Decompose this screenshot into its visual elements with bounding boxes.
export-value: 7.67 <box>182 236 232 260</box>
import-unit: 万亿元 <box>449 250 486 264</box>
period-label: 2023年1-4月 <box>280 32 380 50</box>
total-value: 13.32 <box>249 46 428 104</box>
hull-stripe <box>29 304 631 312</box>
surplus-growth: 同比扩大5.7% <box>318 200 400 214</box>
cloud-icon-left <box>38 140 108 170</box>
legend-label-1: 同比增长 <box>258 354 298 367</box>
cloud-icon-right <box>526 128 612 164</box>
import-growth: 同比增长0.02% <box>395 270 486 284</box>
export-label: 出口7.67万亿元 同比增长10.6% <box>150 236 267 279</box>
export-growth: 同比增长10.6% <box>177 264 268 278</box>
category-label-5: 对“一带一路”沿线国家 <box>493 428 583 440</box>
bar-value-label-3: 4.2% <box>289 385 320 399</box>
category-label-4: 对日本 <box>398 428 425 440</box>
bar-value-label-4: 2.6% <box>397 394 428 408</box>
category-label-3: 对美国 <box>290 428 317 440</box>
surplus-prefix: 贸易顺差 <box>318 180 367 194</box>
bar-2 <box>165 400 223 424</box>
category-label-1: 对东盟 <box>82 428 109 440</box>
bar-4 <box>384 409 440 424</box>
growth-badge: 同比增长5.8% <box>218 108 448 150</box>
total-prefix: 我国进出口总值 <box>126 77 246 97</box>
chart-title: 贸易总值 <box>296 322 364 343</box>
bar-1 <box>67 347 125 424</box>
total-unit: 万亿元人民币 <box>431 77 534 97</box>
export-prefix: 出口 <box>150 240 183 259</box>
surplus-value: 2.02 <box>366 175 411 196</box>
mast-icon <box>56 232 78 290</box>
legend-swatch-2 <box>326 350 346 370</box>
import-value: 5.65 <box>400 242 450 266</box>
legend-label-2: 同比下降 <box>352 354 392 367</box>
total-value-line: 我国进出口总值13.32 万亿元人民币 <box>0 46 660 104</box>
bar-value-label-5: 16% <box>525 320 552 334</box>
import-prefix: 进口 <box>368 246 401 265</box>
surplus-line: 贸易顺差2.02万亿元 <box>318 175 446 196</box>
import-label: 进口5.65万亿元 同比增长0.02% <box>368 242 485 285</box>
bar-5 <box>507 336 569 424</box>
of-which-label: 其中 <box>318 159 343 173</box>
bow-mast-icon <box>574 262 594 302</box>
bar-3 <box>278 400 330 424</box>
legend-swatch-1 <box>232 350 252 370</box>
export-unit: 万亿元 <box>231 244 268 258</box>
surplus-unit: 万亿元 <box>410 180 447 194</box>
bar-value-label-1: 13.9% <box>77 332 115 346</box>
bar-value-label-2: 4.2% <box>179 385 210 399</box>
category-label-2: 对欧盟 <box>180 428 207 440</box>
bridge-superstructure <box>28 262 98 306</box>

====================

### [Enunciado]
Imprime de nuevo todas las filas anteriores, sin cambiar ni un carácter.

### [Respuesta]
Decompose this screenshot into its visual elements with bounding boxes.
export-value: 7.67 <box>182 236 232 260</box>
import-unit: 万亿元 <box>449 250 486 264</box>
period-label: 2023年1-4月 <box>280 32 380 50</box>
total-value: 13.32 <box>249 46 428 104</box>
hull-stripe <box>29 304 631 312</box>
surplus-growth: 同比扩大5.7% <box>318 200 400 214</box>
cloud-icon-left <box>38 140 108 170</box>
legend-label-1: 同比增长 <box>258 354 298 367</box>
cloud-icon-right <box>526 128 612 164</box>
import-growth: 同比增长0.02% <box>395 270 486 284</box>
export-label: 出口7.67万亿元 同比增长10.6% <box>150 236 267 279</box>
export-growth: 同比增长10.6% <box>177 264 268 278</box>
category-label-5: 对“一带一路”沿线国家 <box>493 428 583 440</box>
bar-value-label-3: 4.2% <box>289 385 320 399</box>
category-label-4: 对日本 <box>398 428 425 440</box>
bar-value-label-4: 2.6% <box>397 394 428 408</box>
category-label-3: 对美国 <box>290 428 317 440</box>
surplus-prefix: 贸易顺差 <box>318 180 367 194</box>
bar-2 <box>165 400 223 424</box>
category-label-1: 对东盟 <box>82 428 109 440</box>
bar-4 <box>384 409 440 424</box>
growth-badge: 同比增长5.8% <box>218 108 448 150</box>
total-prefix: 我国进出口总值 <box>126 77 246 97</box>
chart-title: 贸易总值 <box>296 322 364 343</box>
bar-1 <box>67 347 125 424</box>
total-unit: 万亿元人民币 <box>431 77 534 97</box>
export-prefix: 出口 <box>150 240 183 259</box>
surplus-value: 2.02 <box>366 175 411 196</box>
mast-icon <box>56 232 78 290</box>
legend-swatch-2 <box>326 350 346 370</box>
import-value: 5.65 <box>400 242 450 266</box>
legend-label-2: 同比下降 <box>352 354 392 367</box>
total-value-line: 我国进出口总值13.32 万亿元人民币 <box>0 46 660 104</box>
bar-value-label-5: 16% <box>525 320 552 334</box>
import-prefix: 进口 <box>368 246 401 265</box>
surplus-line: 贸易顺差2.02万亿元 <box>318 175 446 196</box>
import-label: 进口5.65万亿元 同比增长0.02% <box>368 242 485 285</box>
bar-5 <box>507 336 569 424</box>
of-which-label: 其中 <box>318 159 343 173</box>
bow-mast-icon <box>574 262 594 302</box>
bar-3 <box>278 400 330 424</box>
legend-swatch-1 <box>232 350 252 370</box>
export-unit: 万亿元 <box>231 244 268 258</box>
surplus-unit: 万亿元 <box>410 180 447 194</box>
bar-value-label-1: 13.9% <box>77 332 115 346</box>
bar-value-label-2: 4.2% <box>179 385 210 399</box>
category-label-2: 对欧盟 <box>180 428 207 440</box>
bridge-superstructure <box>28 262 98 306</box>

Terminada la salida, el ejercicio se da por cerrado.